>> begin
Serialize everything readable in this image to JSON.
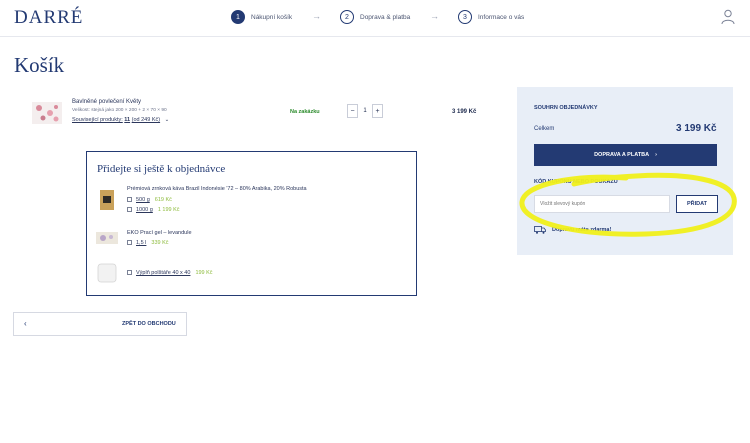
{
  "header": {
    "logo": "DARRÉ",
    "steps": [
      {
        "num": "1",
        "label": "Nákupní košík"
      },
      {
        "num": "2",
        "label": "Doprava & platba"
      },
      {
        "num": "3",
        "label": "Informace o vás"
      }
    ]
  },
  "page_title": "Košík",
  "cart_item": {
    "name": "Bavlněné povlečení Květy",
    "size": "Velikost: stejná jako 200 × 200 + 2 × 70 × 90",
    "related_prefix": "Související produkty:",
    "related_count": "11",
    "related_from": "(od 249 Kč)",
    "stock": "Na zakázku",
    "qty_minus": "−",
    "quantity": "1",
    "qty_plus": "+",
    "price": "3 199 Kč"
  },
  "upsell": {
    "title": "Přidejte si ještě k objednávce",
    "products": [
      {
        "name": "Prémiová zrnková káva Brazil Indonésie '72 – 80% Arabika, 20% Robusta",
        "options": [
          {
            "size": "500 g",
            "price": "619 Kč"
          },
          {
            "size": "1000 g",
            "price": "1 199 Kč"
          }
        ]
      },
      {
        "name": "EKO Prací gel – levandule",
        "options": [
          {
            "size": "1,5 l",
            "price": "339 Kč"
          }
        ]
      },
      {
        "name": "",
        "options": [
          {
            "size": "Výplň polštáře 40 x 40",
            "price": "199 Kč"
          }
        ]
      }
    ]
  },
  "back_label": "ZPĚT DO OBCHODU",
  "summary": {
    "title": "SOUHRN OBJEDNÁVKY",
    "total_label": "Celkem",
    "total": "3 199 Kč",
    "checkout_label": "DOPRAVA A PLATBA",
    "coupon_title": "KÓD KUPONU NEBO POUKAZU",
    "coupon_placeholder": "Vložit slevový kupón",
    "coupon_button": "PŘIDAT",
    "free_shipping": "Dopravu máte zdarma!"
  },
  "colors": {
    "brand": "#233a73",
    "price_green": "#8dbb3c",
    "highlight": "#f0ef1a"
  }
}
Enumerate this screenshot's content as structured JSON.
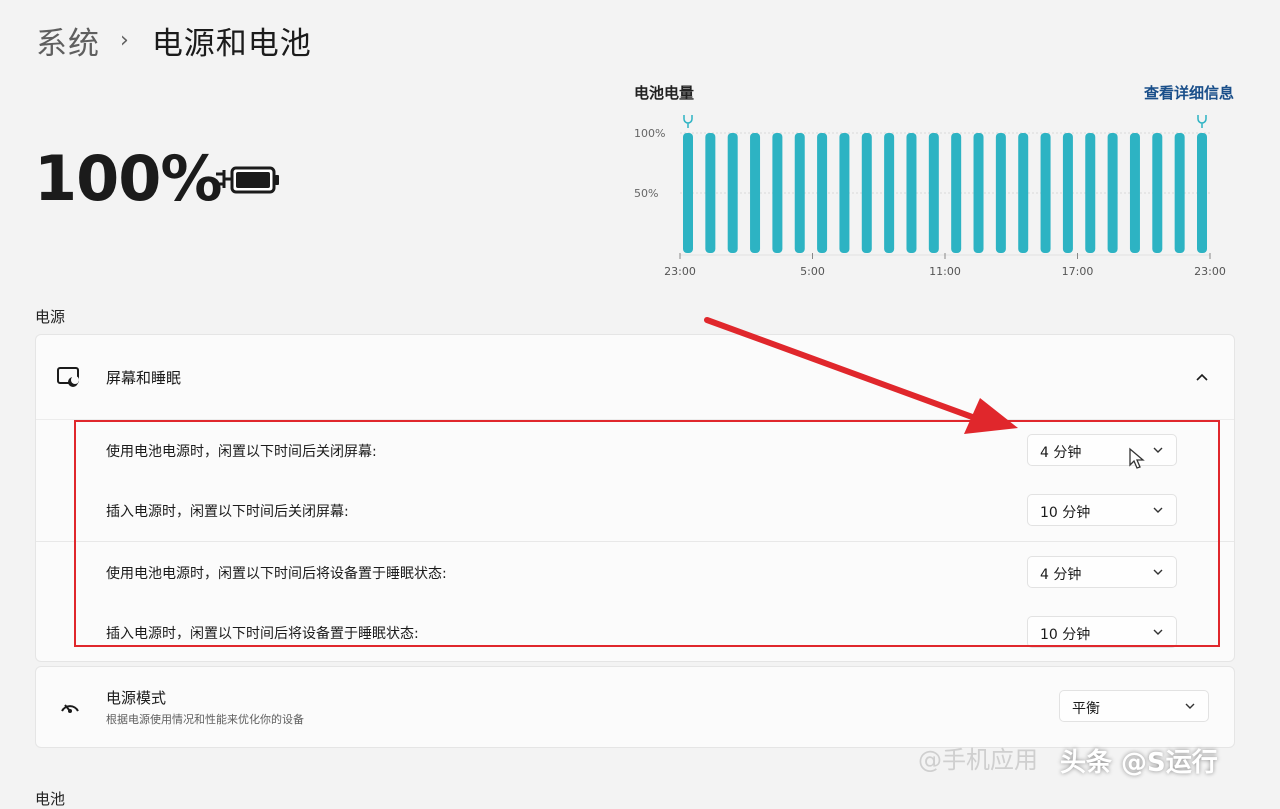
{
  "breadcrumb": {
    "parent": "系统",
    "separator": "›",
    "current": "电源和电池"
  },
  "battery": {
    "percent_text": "100%"
  },
  "chart_data": {
    "type": "bar",
    "title": "电池电量",
    "link": "查看详细信息",
    "y_ticks": [
      "100%",
      "50%"
    ],
    "x_ticks": [
      "23:00",
      "5:00",
      "11:00",
      "17:00",
      "23:00"
    ],
    "ylim": [
      0,
      100
    ],
    "values": [
      100,
      100,
      100,
      100,
      100,
      100,
      100,
      100,
      100,
      100,
      100,
      100,
      100,
      100,
      100,
      100,
      100,
      100,
      100,
      100,
      100,
      100,
      100,
      100
    ],
    "plug_markers": [
      0,
      23
    ],
    "bar_color": "#2db3c3",
    "grid": true
  },
  "power": {
    "section_label": "电源",
    "sleep": {
      "title": "屏幕和睡眠",
      "rows": [
        {
          "label": "使用电池电源时，闲置以下时间后关闭屏幕:",
          "value": "4 分钟"
        },
        {
          "label": "插入电源时，闲置以下时间后关闭屏幕:",
          "value": "10 分钟"
        },
        {
          "label": "使用电池电源时，闲置以下时间后将设备置于睡眠状态:",
          "value": "4 分钟"
        },
        {
          "label": "插入电源时，闲置以下时间后将设备置于睡眠状态:",
          "value": "10 分钟"
        }
      ]
    },
    "mode": {
      "title": "电源模式",
      "description": "根据电源使用情况和性能来优化你的设备",
      "value": "平衡"
    }
  },
  "next_section_label": "电池",
  "watermark": {
    "faint": "@手机应用",
    "main": "头条 @S运行"
  },
  "colors": {
    "highlight": "#e0272c",
    "accent_link": "#1a4f8a"
  }
}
>> end
> Stated exercise
Starting at the line that contains "Enumerate this screenshot's", restate each line verbatim through the final line of the listing, skipping all pictures.

> Reply
Enumerate this screenshot's content as structured JSON.
{
  "breadcrumb": {
    "parent": "系统",
    "separator": "›",
    "current": "电源和电池"
  },
  "battery": {
    "percent_text": "100%"
  },
  "chart_data": {
    "type": "bar",
    "title": "电池电量",
    "link": "查看详细信息",
    "y_ticks": [
      "100%",
      "50%"
    ],
    "x_ticks": [
      "23:00",
      "5:00",
      "11:00",
      "17:00",
      "23:00"
    ],
    "ylim": [
      0,
      100
    ],
    "values": [
      100,
      100,
      100,
      100,
      100,
      100,
      100,
      100,
      100,
      100,
      100,
      100,
      100,
      100,
      100,
      100,
      100,
      100,
      100,
      100,
      100,
      100,
      100,
      100
    ],
    "plug_markers": [
      0,
      23
    ],
    "bar_color": "#2db3c3",
    "grid": true
  },
  "power": {
    "section_label": "电源",
    "sleep": {
      "title": "屏幕和睡眠",
      "rows": [
        {
          "label": "使用电池电源时，闲置以下时间后关闭屏幕:",
          "value": "4 分钟"
        },
        {
          "label": "插入电源时，闲置以下时间后关闭屏幕:",
          "value": "10 分钟"
        },
        {
          "label": "使用电池电源时，闲置以下时间后将设备置于睡眠状态:",
          "value": "4 分钟"
        },
        {
          "label": "插入电源时，闲置以下时间后将设备置于睡眠状态:",
          "value": "10 分钟"
        }
      ]
    },
    "mode": {
      "title": "电源模式",
      "description": "根据电源使用情况和性能来优化你的设备",
      "value": "平衡"
    }
  },
  "next_section_label": "电池",
  "watermark": {
    "faint": "@手机应用",
    "main": "头条 @S运行"
  },
  "colors": {
    "highlight": "#e0272c",
    "accent_link": "#1a4f8a"
  }
}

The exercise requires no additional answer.